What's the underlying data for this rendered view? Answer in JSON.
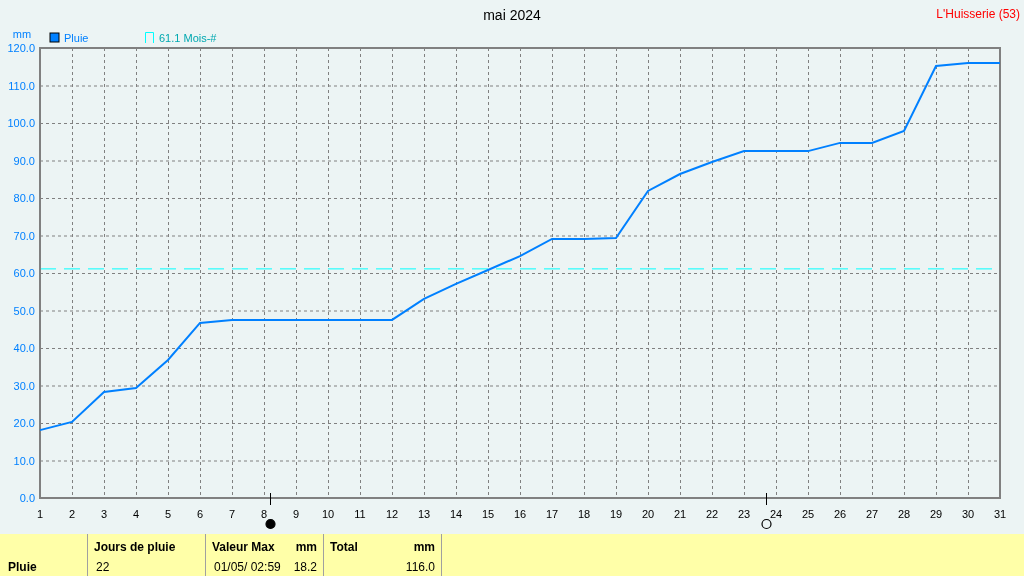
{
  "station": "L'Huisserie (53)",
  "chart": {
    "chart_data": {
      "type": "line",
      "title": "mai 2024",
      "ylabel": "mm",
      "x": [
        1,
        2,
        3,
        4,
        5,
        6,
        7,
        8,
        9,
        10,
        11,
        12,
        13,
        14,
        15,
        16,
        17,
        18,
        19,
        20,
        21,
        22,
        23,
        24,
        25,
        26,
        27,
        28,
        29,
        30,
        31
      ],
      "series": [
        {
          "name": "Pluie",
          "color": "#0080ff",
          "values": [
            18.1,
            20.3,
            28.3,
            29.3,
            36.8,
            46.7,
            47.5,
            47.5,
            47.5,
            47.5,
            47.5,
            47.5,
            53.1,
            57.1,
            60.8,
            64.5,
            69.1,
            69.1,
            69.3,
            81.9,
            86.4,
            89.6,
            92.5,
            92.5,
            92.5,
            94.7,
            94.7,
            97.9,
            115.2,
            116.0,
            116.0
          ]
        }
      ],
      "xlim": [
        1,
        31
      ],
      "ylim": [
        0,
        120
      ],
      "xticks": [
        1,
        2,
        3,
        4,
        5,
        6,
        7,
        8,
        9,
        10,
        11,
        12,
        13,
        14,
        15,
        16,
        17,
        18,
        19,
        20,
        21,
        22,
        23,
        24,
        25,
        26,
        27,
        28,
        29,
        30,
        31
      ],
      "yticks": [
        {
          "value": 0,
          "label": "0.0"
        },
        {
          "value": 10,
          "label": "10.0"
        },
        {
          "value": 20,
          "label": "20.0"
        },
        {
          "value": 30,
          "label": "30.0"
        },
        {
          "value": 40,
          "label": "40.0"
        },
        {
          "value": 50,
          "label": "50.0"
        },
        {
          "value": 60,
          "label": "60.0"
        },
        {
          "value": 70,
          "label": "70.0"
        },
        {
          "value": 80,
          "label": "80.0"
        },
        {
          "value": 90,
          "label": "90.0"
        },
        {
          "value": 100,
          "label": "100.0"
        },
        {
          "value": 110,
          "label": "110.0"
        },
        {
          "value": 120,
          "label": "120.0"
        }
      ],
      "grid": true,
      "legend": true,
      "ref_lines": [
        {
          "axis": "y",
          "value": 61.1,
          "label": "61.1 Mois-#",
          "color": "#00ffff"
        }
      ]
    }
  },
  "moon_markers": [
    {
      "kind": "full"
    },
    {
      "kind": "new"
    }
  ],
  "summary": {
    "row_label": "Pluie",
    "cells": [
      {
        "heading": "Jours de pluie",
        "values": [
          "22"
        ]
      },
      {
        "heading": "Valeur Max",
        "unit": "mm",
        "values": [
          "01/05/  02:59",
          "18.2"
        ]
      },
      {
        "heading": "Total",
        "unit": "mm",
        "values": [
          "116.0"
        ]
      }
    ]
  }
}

...

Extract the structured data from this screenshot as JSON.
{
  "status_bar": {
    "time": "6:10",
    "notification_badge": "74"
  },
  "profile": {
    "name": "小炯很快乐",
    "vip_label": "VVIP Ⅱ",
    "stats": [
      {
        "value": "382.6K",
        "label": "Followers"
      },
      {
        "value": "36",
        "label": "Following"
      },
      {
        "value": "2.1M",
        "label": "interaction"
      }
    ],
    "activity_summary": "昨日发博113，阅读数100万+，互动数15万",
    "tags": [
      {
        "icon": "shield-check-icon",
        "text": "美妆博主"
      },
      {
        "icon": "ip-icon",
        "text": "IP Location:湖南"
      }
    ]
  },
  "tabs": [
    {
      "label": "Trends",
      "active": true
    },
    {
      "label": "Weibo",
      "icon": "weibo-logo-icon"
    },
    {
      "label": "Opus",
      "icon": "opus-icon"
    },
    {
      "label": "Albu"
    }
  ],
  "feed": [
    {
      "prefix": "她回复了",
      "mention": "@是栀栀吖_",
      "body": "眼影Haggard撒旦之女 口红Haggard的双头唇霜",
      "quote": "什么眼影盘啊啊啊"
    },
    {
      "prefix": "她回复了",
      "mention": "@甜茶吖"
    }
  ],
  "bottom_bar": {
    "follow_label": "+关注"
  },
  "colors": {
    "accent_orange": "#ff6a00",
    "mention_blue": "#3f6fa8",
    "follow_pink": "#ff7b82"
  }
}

§ **YOUR INSTRUCTIONS**
Copy out each line of the material that holds the word "this".

§ **FINAL ANSWER**
What's the underlying data for this rendered view? Answer in JSON.
Extract the structured data from this screenshot as JSON.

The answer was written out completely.